◆ Exercise ◆
Exactly as written, retype the listing below, omitting the pictures.

◆ Data shown ◆
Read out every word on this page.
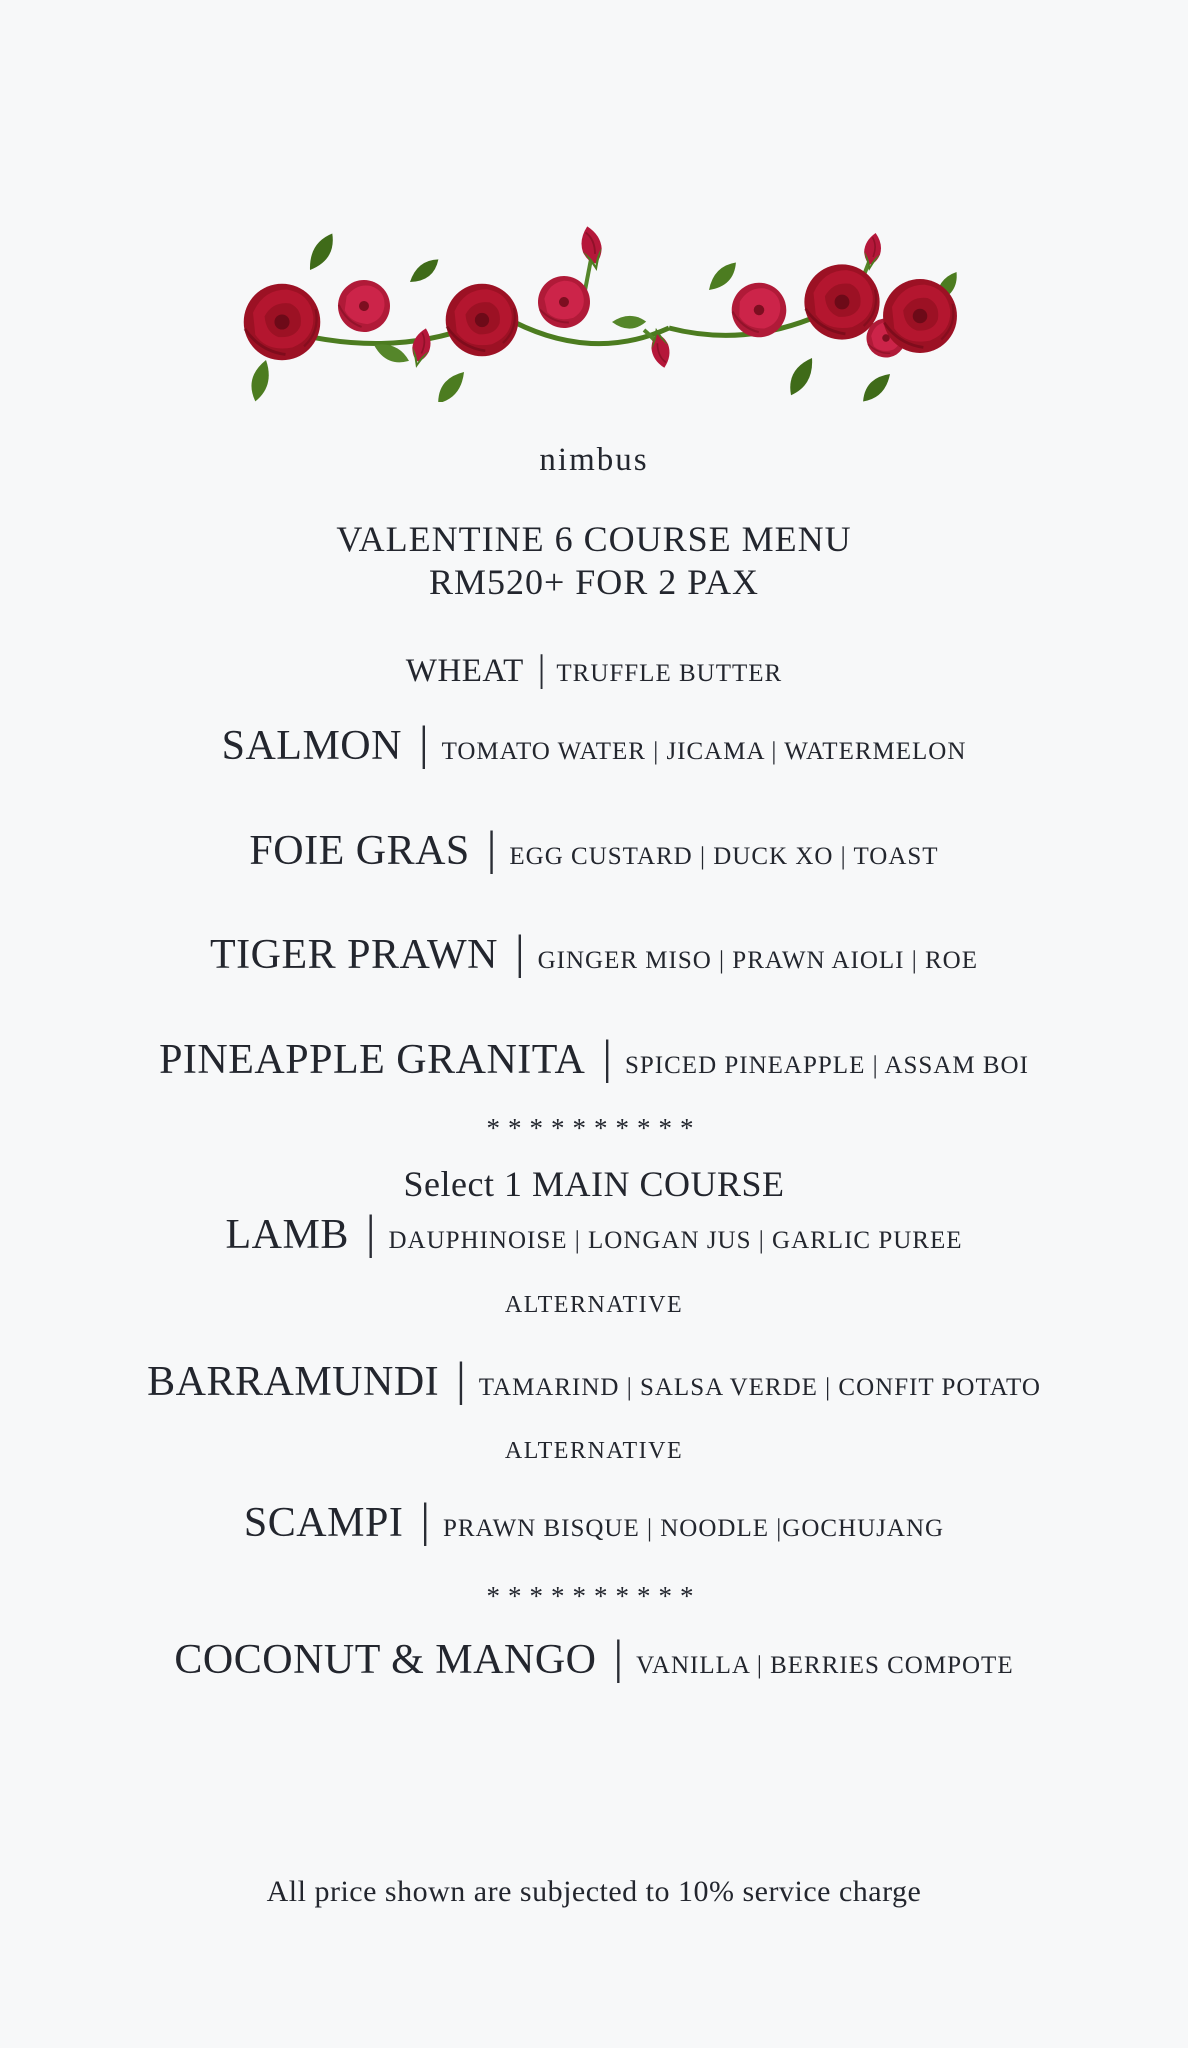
nimbus
VALENTINE 6 COURSE MENU
RM520+ FOR 2 PAX
WHEAT | TRUFFLE BUTTER
SALMON | TOMATO WATER | JICAMA | WATERMELON
FOIE GRAS | EGG CUSTARD | DUCK XO | TOAST
TIGER PRAWN | GINGER MISO | PRAWN AIOLI | ROE
PINEAPPLE GRANITA | SPICED PINEAPPLE | ASSAM BOI
**********
Select 1 MAIN COURSE
LAMB | DAUPHINOISE | LONGAN JUS | GARLIC PUREE
ALTERNATIVE
BARRAMUNDI | TAMARIND | SALSA VERDE | CONFIT POTATO
ALTERNATIVE
SCAMPI | PRAWN BISQUE | NOODLE |GOCHUJANG
**********
COCONUT & MANGO | VANILLA | BERRIES COMPOTE
All price shown are subjected to 10% service charge
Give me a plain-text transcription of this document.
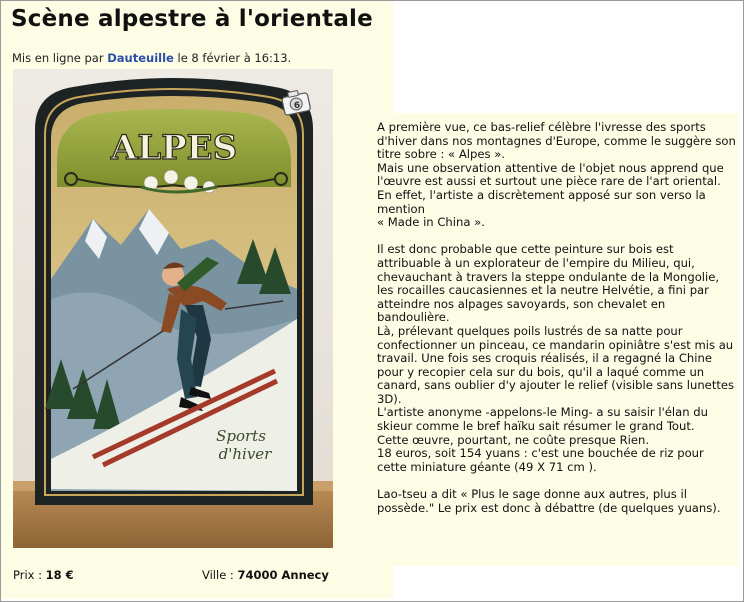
Scène alpestre à l'orientale
Mis en ligne par Dauteuille le 8 février à 16:13.
ALPES
Sports
d'hiver
6

A première vue, ce bas-relief célèbre l'ivresse des sports d'hiver dans nos montagnes d'Europe, comme le suggère son titre sobre : « Alpes ».
Mais une observation attentive de l'objet nous apprend que l'œuvre est aussi et surtout une pièce rare de l'art oriental. En effet, l'artiste a discrètement apposé sur son verso la mention
« Made in China ».

Il est donc probable que cette peinture sur bois est attribuable à un explorateur de l'empire du Milieu, qui, chevauchant à travers la steppe ondulante de la Mongolie, les rocailles caucasiennes et la neutre Helvétie, a fini par atteindre nos alpages savoyards, son chevalet en bandoulière.
Là, prélevant quelques poils lustrés de sa natte pour confectionner un pinceau, ce mandarin opiniâtre s'est mis au travail. Une fois ses croquis réalisés, il a regagné la Chine pour y recopier cela sur du bois, qu'il a laqué comme un canard, sans oublier d'y ajouter le relief (visible sans lunettes 3D).
L'artiste anonyme -appelons-le Ming- a su saisir l'élan du skieur comme le bref haïku sait résumer le grand Tout.
Cette œuvre, pourtant, ne coûte presque Rien.
18 euros, soit 154 yuans : c'est une bouchée de riz pour cette miniature géante (49 X 71 cm ).

Lao-tseu a dit « Plus le sage donne aux autres, plus il possède." Le prix est donc à débattre (de quelques yuans).

Prix : 18 €	Ville : 74000 Annecy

◆ Completed task ◆
Read out every word on this page.
nimbus
VALENTINE 6 COURSE MENU
RM520+ FOR 2 PAX
WHEAT | TRUFFLE BUTTER
SALMON | TOMATO WATER | JICAMA | WATERMELON
FOIE GRAS | EGG CUSTARD | DUCK XO | TOAST
TIGER PRAWN | GINGER MISO | PRAWN AIOLI | ROE
PINEAPPLE GRANITA | SPICED PINEAPPLE | ASSAM BOI
**********
Select 1 MAIN COURSE
LAMB | DAUPHINOISE | LONGAN JUS | GARLIC PUREE
ALTERNATIVE
BARRAMUNDI | TAMARIND | SALSA VERDE | CONFIT POTATO
ALTERNATIVE
SCAMPI | PRAWN BISQUE | NOODLE |GOCHUJANG
**********
COCONUT & MANGO | VANILLA | BERRIES COMPOTE
All price shown are subjected to 10% service charge
Give me a plain-text transcription of this document.
Scène alpestre à l'orientale
Mis en ligne par Dauteuille le 8 février à 16:13.
ALPES
Sports
d'hiver
6

A première vue, ce bas-relief célèbre l'ivresse des sports d'hiver dans nos montagnes d'Europe, comme le suggère son titre sobre : « Alpes ».
Mais une observation attentive de l'objet nous apprend que l'œuvre est aussi et surtout une pièce rare de l'art oriental. En effet, l'artiste a discrètement apposé sur son verso la mention
« Made in China ».

Il est donc probable que cette peinture sur bois est attribuable à un explorateur de l'empire du Milieu, qui, chevauchant à travers la steppe ondulante de la Mongolie, les rocailles caucasiennes et la neutre Helvétie, a fini par atteindre nos alpages savoyards, son chevalet en bandoulière.
Là, prélevant quelques poils lustrés de sa natte pour confectionner un pinceau, ce mandarin opiniâtre s'est mis au travail. Une fois ses croquis réalisés, il a regagné la Chine pour y recopier cela sur du bois, qu'il a laqué comme un canard, sans oublier d'y ajouter le relief (visible sans lunettes 3D).
L'artiste anonyme -appelons-le Ming- a su saisir l'élan du skieur comme le bref haïku sait résumer le grand Tout.
Cette œuvre, pourtant, ne coûte presque Rien.
18 euros, soit 154 yuans : c'est une bouchée de riz pour cette miniature géante (49 X 71 cm ).

Lao-tseu a dit « Plus le sage donne aux autres, plus il possède." Le prix est donc à débattre (de quelques yuans).

Prix : 18 €	Ville : 74000 Annecy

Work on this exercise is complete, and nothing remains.